== GIVEN INSTRUCTION ==
Search the material for "this" and show all lines that contain it.

Stored records:
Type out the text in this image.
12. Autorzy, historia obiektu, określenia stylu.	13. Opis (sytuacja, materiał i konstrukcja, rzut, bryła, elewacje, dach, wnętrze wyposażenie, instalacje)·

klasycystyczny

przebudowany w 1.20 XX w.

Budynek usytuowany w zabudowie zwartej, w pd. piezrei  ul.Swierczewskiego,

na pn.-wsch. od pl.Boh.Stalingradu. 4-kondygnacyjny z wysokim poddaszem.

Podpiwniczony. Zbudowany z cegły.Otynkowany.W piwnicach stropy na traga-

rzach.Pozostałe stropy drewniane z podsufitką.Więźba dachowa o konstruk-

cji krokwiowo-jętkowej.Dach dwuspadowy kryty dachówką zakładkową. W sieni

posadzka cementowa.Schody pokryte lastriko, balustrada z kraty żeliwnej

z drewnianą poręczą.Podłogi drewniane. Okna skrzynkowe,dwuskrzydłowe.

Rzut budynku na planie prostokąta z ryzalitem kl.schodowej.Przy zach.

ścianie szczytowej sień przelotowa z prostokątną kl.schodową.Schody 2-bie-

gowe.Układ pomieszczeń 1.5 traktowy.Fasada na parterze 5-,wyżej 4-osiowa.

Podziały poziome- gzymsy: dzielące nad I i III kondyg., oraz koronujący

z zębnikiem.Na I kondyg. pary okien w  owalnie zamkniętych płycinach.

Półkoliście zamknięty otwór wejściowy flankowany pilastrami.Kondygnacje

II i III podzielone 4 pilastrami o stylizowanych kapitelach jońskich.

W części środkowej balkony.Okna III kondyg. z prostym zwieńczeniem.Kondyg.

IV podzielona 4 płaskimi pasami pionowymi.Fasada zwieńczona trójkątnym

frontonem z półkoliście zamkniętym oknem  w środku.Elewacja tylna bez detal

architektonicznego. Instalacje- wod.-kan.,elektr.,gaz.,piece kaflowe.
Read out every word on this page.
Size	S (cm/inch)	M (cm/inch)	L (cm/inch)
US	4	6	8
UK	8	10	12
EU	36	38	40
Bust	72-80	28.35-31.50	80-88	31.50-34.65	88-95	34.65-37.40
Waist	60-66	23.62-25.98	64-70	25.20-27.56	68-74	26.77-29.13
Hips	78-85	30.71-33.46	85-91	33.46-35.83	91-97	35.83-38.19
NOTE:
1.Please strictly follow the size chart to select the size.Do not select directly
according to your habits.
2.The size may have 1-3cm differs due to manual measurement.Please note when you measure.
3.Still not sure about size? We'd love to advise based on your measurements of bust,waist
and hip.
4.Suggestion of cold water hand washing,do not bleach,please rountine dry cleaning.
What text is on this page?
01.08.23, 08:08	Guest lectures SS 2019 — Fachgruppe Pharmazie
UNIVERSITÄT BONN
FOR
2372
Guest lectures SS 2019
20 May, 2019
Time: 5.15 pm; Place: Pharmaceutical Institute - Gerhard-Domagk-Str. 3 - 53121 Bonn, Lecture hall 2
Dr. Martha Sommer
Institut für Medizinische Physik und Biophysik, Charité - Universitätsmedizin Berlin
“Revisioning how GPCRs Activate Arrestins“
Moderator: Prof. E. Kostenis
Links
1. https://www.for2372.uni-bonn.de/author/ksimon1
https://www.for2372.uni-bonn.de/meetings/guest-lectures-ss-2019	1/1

== EXERCISE RESPONSE ==
Type out the text in this image.
Read out every word on this page.
What text is on this page?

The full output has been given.